* [SUPPLIED DATA]:
##############################

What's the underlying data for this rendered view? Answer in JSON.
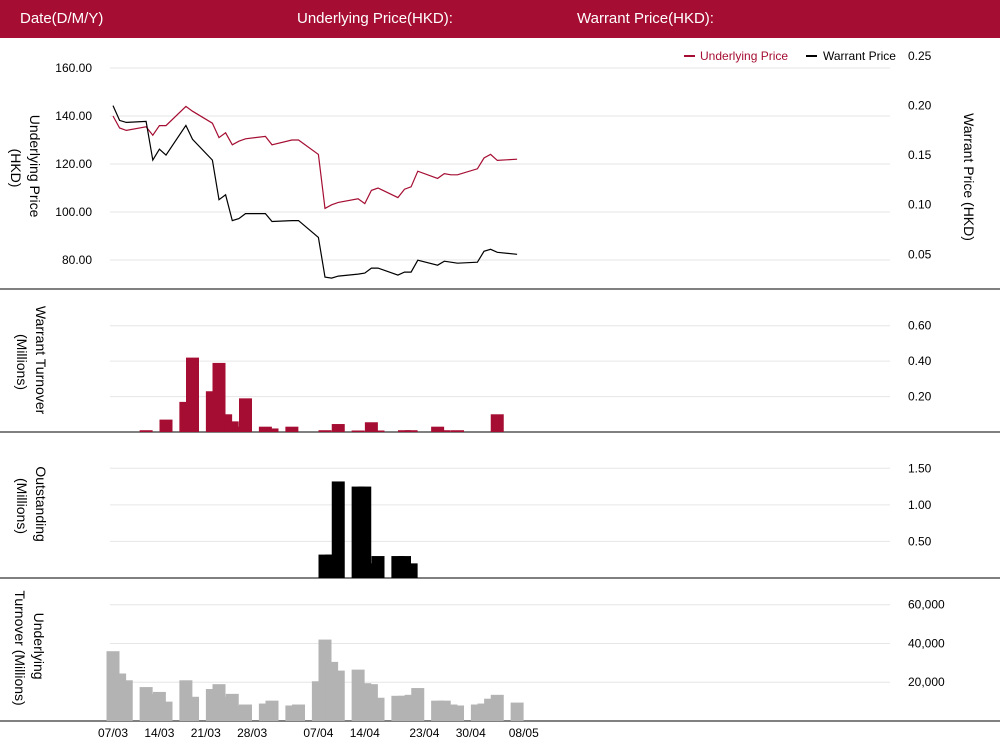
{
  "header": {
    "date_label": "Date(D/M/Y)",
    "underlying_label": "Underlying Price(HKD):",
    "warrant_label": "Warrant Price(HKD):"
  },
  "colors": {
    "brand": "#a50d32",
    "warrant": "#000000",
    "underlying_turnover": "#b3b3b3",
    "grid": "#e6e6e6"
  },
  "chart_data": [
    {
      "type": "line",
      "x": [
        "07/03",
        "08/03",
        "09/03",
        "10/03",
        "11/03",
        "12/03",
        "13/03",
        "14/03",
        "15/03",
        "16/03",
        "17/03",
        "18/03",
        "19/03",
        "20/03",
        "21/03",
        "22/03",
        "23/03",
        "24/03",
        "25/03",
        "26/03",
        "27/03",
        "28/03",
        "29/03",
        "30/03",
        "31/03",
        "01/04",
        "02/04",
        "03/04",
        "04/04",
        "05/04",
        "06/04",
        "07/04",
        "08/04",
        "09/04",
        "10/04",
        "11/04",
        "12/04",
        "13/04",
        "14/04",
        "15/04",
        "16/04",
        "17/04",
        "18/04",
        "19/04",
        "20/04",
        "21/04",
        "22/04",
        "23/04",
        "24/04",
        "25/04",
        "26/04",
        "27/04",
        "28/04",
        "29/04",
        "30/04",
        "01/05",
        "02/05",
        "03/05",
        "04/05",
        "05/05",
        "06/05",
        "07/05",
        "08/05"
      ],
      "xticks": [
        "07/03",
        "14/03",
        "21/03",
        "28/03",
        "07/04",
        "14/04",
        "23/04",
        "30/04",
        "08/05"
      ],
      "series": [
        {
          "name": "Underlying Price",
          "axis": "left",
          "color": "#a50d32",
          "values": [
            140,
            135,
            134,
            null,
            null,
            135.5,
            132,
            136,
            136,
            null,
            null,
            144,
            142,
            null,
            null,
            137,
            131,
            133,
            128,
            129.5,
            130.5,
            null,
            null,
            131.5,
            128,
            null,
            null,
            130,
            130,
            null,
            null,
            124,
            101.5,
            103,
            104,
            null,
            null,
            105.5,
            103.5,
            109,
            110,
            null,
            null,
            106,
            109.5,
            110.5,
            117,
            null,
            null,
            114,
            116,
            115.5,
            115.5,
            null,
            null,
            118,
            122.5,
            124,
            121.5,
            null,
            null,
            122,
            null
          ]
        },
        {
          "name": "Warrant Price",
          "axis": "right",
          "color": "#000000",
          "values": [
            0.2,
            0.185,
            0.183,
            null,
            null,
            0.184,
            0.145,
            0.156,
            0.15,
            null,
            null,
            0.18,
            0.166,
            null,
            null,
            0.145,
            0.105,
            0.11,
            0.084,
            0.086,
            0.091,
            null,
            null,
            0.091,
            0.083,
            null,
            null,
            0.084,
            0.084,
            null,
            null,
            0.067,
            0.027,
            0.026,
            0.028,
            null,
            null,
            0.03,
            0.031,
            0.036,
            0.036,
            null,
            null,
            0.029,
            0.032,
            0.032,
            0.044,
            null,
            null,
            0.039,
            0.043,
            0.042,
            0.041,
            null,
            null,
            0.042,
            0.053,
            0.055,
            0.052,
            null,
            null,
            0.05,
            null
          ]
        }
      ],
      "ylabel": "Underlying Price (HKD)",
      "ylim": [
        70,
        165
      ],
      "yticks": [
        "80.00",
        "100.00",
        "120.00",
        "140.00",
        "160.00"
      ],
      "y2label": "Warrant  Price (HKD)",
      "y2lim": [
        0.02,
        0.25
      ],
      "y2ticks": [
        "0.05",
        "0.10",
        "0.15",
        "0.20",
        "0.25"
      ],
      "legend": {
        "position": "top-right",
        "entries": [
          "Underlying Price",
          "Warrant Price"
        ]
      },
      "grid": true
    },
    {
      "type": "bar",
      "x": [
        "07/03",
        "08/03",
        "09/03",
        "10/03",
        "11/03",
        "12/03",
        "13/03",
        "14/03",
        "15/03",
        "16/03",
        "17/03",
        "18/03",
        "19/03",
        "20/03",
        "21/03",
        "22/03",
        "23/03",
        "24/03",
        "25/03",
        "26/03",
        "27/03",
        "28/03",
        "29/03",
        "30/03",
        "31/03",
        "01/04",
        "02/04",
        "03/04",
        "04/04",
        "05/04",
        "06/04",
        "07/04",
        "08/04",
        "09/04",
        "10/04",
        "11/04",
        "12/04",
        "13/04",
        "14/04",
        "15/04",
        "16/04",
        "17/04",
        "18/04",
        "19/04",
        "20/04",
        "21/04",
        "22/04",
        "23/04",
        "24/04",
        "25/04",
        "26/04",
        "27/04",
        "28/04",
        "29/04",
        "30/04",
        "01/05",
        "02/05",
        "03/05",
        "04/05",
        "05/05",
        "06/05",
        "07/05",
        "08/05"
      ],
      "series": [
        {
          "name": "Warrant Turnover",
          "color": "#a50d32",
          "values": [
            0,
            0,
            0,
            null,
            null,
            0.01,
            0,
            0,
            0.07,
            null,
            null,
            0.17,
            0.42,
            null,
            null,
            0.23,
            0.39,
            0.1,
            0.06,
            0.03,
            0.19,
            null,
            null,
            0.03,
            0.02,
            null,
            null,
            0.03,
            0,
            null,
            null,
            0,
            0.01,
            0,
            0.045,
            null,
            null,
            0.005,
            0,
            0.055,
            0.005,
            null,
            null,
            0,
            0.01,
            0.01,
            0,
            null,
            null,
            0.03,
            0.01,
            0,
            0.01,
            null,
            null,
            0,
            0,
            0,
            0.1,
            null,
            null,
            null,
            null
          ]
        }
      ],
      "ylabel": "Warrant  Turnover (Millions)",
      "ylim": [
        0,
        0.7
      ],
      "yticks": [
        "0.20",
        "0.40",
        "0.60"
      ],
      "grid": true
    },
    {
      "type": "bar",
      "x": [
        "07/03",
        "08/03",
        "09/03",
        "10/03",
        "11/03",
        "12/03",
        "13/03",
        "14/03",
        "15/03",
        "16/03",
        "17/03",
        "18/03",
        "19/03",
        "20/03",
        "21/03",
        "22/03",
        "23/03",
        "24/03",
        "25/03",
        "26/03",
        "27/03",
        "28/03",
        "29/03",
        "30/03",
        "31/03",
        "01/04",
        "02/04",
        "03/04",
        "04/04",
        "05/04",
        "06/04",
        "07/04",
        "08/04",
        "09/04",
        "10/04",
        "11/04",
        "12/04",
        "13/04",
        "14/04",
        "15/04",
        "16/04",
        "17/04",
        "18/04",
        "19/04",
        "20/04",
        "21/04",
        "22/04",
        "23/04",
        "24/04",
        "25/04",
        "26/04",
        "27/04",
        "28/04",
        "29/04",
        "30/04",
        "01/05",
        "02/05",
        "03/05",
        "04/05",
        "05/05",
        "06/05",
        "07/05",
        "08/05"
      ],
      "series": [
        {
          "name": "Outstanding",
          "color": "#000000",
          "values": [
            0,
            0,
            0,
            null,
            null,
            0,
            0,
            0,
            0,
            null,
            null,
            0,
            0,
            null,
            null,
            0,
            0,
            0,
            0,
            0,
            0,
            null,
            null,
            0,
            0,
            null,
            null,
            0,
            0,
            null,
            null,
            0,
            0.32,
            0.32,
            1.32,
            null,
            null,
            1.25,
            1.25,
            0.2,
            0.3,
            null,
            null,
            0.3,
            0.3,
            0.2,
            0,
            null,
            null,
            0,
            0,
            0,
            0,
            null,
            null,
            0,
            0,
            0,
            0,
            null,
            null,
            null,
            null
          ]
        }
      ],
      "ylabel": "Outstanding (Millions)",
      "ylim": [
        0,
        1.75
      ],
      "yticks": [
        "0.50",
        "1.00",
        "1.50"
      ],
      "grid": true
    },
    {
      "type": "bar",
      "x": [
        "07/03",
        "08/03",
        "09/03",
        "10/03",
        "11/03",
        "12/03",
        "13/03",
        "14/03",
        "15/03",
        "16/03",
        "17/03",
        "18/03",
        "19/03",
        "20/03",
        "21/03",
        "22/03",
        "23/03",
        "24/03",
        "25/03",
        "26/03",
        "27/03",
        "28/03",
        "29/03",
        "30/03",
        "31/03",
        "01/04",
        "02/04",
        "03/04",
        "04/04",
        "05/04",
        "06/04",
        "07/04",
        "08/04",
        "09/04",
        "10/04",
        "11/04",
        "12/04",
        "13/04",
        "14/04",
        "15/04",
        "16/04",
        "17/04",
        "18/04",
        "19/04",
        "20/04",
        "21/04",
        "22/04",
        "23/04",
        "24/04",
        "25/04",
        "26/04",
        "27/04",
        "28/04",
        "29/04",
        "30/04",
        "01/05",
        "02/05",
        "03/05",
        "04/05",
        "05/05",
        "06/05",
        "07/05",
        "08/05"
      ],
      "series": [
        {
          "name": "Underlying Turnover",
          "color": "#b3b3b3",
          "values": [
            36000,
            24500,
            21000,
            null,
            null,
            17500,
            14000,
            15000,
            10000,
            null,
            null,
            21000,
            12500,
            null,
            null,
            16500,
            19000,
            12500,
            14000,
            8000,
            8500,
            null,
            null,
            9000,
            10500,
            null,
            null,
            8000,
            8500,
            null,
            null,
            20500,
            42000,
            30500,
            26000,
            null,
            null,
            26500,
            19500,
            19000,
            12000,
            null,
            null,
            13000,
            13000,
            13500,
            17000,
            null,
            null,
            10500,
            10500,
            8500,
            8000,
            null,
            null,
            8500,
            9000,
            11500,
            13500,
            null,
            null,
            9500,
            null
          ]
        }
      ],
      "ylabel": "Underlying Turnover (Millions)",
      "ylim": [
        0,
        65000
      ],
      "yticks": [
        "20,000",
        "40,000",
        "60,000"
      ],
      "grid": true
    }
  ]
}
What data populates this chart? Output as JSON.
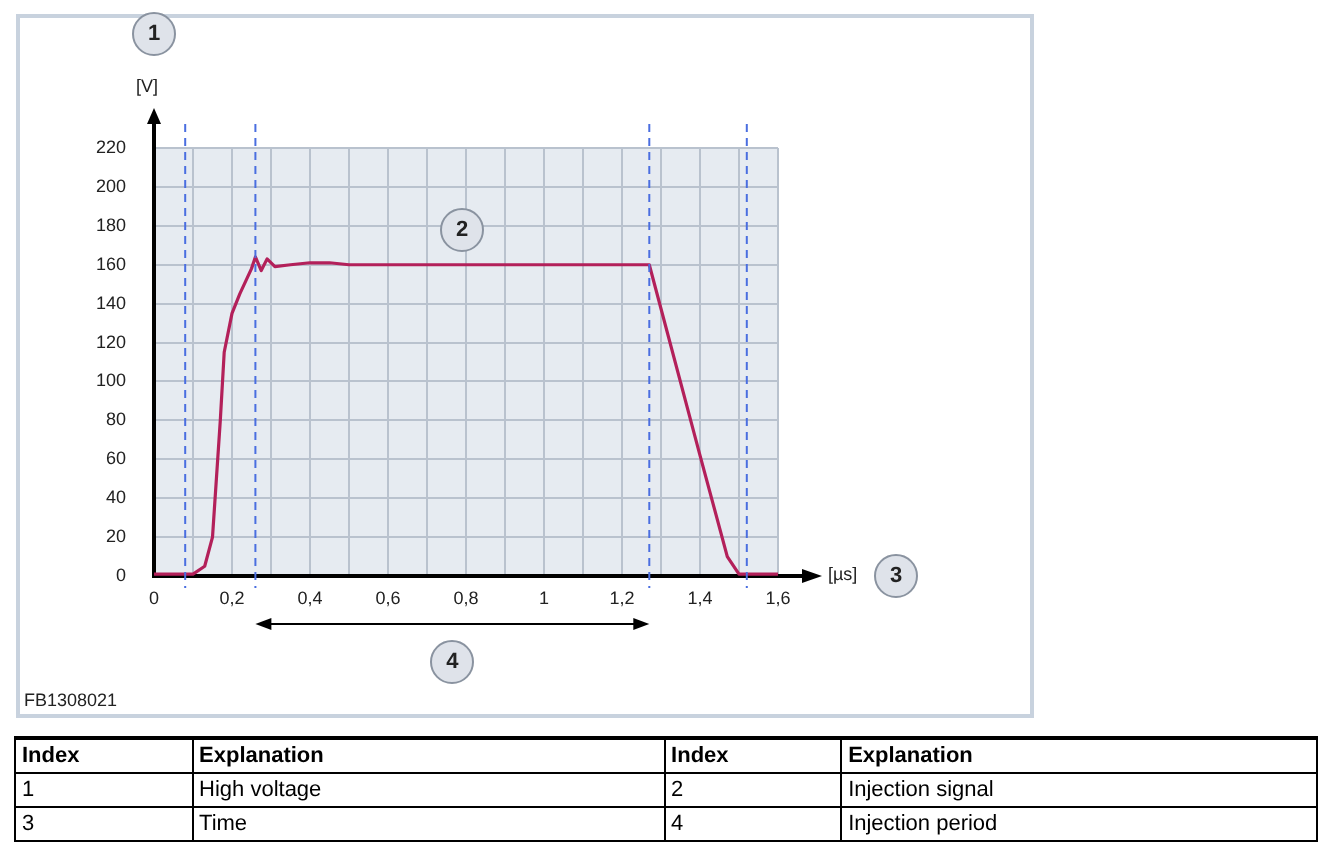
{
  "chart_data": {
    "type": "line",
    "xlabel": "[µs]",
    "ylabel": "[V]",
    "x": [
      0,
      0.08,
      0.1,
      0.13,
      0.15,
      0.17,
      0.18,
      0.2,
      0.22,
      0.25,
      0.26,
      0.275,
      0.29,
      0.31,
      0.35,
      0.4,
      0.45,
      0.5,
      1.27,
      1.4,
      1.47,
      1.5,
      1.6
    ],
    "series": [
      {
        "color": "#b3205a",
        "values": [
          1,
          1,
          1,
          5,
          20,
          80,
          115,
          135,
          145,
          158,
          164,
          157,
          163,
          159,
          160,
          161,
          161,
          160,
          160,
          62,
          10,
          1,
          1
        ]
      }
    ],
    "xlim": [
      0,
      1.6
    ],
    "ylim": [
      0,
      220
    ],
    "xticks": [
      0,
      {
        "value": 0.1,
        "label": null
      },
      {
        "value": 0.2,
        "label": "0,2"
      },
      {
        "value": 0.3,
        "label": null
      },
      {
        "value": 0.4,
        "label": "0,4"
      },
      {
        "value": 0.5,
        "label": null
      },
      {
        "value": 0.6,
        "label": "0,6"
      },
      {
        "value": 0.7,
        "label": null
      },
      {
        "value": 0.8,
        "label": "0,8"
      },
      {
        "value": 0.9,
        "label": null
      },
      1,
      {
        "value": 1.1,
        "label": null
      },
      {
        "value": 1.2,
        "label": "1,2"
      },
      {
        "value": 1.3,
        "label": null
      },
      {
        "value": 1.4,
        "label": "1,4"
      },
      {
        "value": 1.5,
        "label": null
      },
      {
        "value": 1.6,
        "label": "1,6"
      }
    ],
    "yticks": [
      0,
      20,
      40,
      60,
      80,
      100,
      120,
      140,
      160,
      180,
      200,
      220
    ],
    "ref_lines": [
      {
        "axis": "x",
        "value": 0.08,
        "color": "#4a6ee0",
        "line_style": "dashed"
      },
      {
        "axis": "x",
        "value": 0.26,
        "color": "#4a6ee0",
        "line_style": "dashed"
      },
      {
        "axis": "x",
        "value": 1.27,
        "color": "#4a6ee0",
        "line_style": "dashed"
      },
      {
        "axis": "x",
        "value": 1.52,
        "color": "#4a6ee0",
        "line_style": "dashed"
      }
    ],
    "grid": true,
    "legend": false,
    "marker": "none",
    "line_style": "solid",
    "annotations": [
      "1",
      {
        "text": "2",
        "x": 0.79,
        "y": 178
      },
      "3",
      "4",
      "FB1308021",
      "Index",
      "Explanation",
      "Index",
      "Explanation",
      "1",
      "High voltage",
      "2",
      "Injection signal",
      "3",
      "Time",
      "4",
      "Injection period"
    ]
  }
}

##############################

* [WORK INSTRUCTIONS]: Go through the listing above and return every line where the word "JSON" occurs.

* [WRITTEN RESPONSE]:
What's the underlying data for this rendered view? Answer in JSON.
What data populates this chart? Output as JSON.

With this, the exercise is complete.